*Задания упражнения:*
A – Переведите на английский язык следующее предложение из воспоминаний об эмигрантских праздниках: «Он умер в 1940 году в США, а восемь лет спустя было создано государство, для создания которого он всю жизнь работал.»
B – Продолжите воспоминания об эмигрантских праздниках, начав сразу после реплики «Запишите в поклонники».

*Исходный текст:*
------------------------
– Сильвупле[52], подайте бывшему интеллигенту. В пятнадцатом кровь проливал на полях Галиции… Теперь абориген Армии Спасения.
– Подайте безработному, жертве законов прекрасной Франции…
– Подайте инвалиду Ледяного похода…
– Подайте русскому дворянину кусок горького хлеба изгнания…
И так далее… У нас были свои собственные праздники: банкеты “Последних новостей” – пятилетие, десятилетие газеты, тысячный номер, пятитысячный; Нобелевская премия Бунина, чествование его в театре Шанз-Элизе, прием в редакции “Последних новостей” – 15 ноября (1933 года); двадцатипятилетие литературной деятельности Бориса Зайцева; обеды “Кочевья” (литературной группы, связанной с “Волей России” М.Л. Слонима; в 1932 году я присутствовала на двух из них и на двух – в 1933 году); собрания газеты “Дни”; вечера в доме М. и М. Цетлиных (где Ходасевич впервые прочел свои “Соррентинские фотографии”); более тесные дружеские завтраки ближайших сотрудников газеты Милюкова и дружеские обеды (Зайцев, Муратов, Алданов, Осоргин, Цетлин, Ходасевич и я); и, наконец, самый многолюдный и самый торжественный из всех праздников – банкет “Современных записок”, на который было приглашено несколько сот человек, 30 ноября 1932 года (выход пятидесятой книжки журнала).
Я купила себе для этого банкета белое вечернее платье до полу, первое в жизни платье до полу, с ярко-красной накидкой, и красные шелковые туфли и сидела рядом с В.Е. Жаботинским, с которым меня связывали многолетние дружеские отношения. Когда я с ним познакомилась, я уже знала его идеи, его прежнюю литературную деятельность, его легендарное прошлое и теперешнюю боевую журналистику. Во время Первой мировой войны он создал Еврейский легион, состоял лейтенантом британской армии, впоследствии был организатором Хаганы и Иргуна. Он умер в 1940 году в США, а восемь лет спустя было создано государство, для создания которого он всю жизнь работал. Но только через шестнадцать лет, в июле 1964 года, его прах торжественно перевезли в Израиль, где десятки тысяч людей прошли перед его гробом, чтобы проститься с ним. Я знала наизусть его перевод “Ворона” Эдгара По, который он сделал, когда ему, кажется, еще не было двадцати лет, и который мне попался в каком-то Чтеце-декламаторе, когда мне самой было пятнадцать. Этот перевод во много раз лучше брюсовского и лучше перевода Бальмонта, хотя у Бальмонта есть свои достоинства. Впервые мы встретились в редакции “Последних новостей”, куда он зашел, и потом вышли вместе; прощаясь, он совершенно серьезно сказал мне:
– Запишите в поклонники.
------------------------
*Записанные данные:*
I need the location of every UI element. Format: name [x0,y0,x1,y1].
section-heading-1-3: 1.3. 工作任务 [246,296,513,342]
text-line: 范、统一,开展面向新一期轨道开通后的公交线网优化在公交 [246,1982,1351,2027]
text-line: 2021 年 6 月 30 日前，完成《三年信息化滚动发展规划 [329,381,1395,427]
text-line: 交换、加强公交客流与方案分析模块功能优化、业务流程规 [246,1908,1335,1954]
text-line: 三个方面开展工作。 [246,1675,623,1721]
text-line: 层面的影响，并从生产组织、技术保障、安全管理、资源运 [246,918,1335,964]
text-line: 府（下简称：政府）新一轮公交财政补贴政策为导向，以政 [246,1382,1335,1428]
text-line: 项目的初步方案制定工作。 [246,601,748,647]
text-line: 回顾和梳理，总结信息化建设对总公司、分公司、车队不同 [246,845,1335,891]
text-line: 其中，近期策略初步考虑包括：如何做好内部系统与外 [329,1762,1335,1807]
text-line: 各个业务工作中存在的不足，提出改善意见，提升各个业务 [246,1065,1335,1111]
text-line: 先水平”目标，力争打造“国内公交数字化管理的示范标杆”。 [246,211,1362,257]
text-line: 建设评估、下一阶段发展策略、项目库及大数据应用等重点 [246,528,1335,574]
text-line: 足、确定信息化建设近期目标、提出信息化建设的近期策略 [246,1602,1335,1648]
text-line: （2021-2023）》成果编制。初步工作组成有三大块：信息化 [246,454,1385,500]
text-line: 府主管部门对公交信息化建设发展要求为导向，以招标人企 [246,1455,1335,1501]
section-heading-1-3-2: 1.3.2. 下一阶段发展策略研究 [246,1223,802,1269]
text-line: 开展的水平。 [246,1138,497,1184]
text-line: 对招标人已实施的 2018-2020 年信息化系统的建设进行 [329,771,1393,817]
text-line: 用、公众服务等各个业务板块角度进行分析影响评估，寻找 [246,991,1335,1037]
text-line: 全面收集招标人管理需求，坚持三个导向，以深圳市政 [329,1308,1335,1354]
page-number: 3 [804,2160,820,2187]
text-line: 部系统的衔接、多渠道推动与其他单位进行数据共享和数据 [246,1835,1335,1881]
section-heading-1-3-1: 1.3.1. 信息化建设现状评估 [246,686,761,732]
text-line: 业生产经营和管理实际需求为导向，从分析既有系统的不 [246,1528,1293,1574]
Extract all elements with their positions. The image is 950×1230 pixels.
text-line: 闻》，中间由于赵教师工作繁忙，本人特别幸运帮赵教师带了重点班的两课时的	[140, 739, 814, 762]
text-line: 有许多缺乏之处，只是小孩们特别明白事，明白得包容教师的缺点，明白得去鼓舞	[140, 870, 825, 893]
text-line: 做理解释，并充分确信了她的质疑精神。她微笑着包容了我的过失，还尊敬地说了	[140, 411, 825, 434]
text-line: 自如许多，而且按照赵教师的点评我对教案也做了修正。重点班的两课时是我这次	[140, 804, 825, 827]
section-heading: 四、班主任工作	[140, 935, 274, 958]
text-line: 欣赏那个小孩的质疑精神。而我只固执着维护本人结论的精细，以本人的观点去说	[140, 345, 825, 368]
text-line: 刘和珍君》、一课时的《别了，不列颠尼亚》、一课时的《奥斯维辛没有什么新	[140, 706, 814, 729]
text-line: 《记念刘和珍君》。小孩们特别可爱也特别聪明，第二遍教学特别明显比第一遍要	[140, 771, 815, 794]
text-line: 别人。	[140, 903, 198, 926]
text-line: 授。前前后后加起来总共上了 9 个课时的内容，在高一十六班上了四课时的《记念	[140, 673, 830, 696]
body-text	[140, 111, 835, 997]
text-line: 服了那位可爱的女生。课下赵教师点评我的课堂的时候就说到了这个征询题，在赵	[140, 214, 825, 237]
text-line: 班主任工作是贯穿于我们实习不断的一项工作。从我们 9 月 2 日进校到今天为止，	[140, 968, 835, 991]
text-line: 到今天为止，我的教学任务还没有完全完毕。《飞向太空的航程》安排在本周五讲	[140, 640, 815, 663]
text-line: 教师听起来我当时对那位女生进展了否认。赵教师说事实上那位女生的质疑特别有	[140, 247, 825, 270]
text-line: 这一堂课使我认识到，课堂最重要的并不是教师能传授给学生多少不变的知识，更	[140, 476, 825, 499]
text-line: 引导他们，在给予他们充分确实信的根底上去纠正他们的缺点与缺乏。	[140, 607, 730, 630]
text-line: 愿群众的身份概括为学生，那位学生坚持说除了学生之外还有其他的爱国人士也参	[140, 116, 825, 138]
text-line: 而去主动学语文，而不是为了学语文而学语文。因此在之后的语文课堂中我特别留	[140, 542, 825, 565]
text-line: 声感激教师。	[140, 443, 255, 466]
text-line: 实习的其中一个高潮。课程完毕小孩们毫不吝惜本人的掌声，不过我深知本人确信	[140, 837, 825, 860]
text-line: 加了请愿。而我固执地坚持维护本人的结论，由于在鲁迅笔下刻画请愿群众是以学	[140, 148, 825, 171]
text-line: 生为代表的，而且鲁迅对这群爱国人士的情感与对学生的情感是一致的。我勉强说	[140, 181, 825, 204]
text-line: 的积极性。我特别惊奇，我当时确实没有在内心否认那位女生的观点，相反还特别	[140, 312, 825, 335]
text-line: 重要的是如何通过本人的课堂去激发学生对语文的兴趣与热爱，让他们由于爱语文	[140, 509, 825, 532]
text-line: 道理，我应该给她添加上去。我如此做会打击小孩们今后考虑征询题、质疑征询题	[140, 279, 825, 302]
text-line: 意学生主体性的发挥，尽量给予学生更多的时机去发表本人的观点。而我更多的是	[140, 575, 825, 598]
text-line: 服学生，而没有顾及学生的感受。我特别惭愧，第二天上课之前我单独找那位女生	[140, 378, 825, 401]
------------------------
*Ответы упражнения:*
A – He died in the United States in 1940, and eight years later the state he had worked all his life to create came into being.

B –
– Запишите в поклонницы, – смеясь, ответила я.
Мы стали с ним видеться изредка. Он был небольшого роста с некрасивым, умным лицом, энергичным и оригинальным, лицом, “обожженным” не европейским солнцем. Выправка была военная. Он был одним из умнейших людей, каких я знала, если умным человеком называть такого, который, во-первых, с полуслова понимает собеседника и, во-вторых, сам, в течение любого разговора, живет, меняется, творит, меняет других и “говорит глазами”. У него был юмор, внимание, даже жадность к собеседнику, и я часто буквально пила его речь, живую, острую, яркую, своеобразную, как и его мысль.
На банкете было много речей, много похвал журналу и оптимистических слов в проекции будущего, но все вместе оставило во мне впечатление скорее грустное: впечатление концентрированного безвоздушного пространства, в котором мы все жили, искусственное соединение за этими столами людей, не умевших, по большей части, или не хотевших соединяться и не знавших, нужно ли это и кому, и сомневавшихся: было ли что-либо подлинное, и важное, и нужное за этой декорацией?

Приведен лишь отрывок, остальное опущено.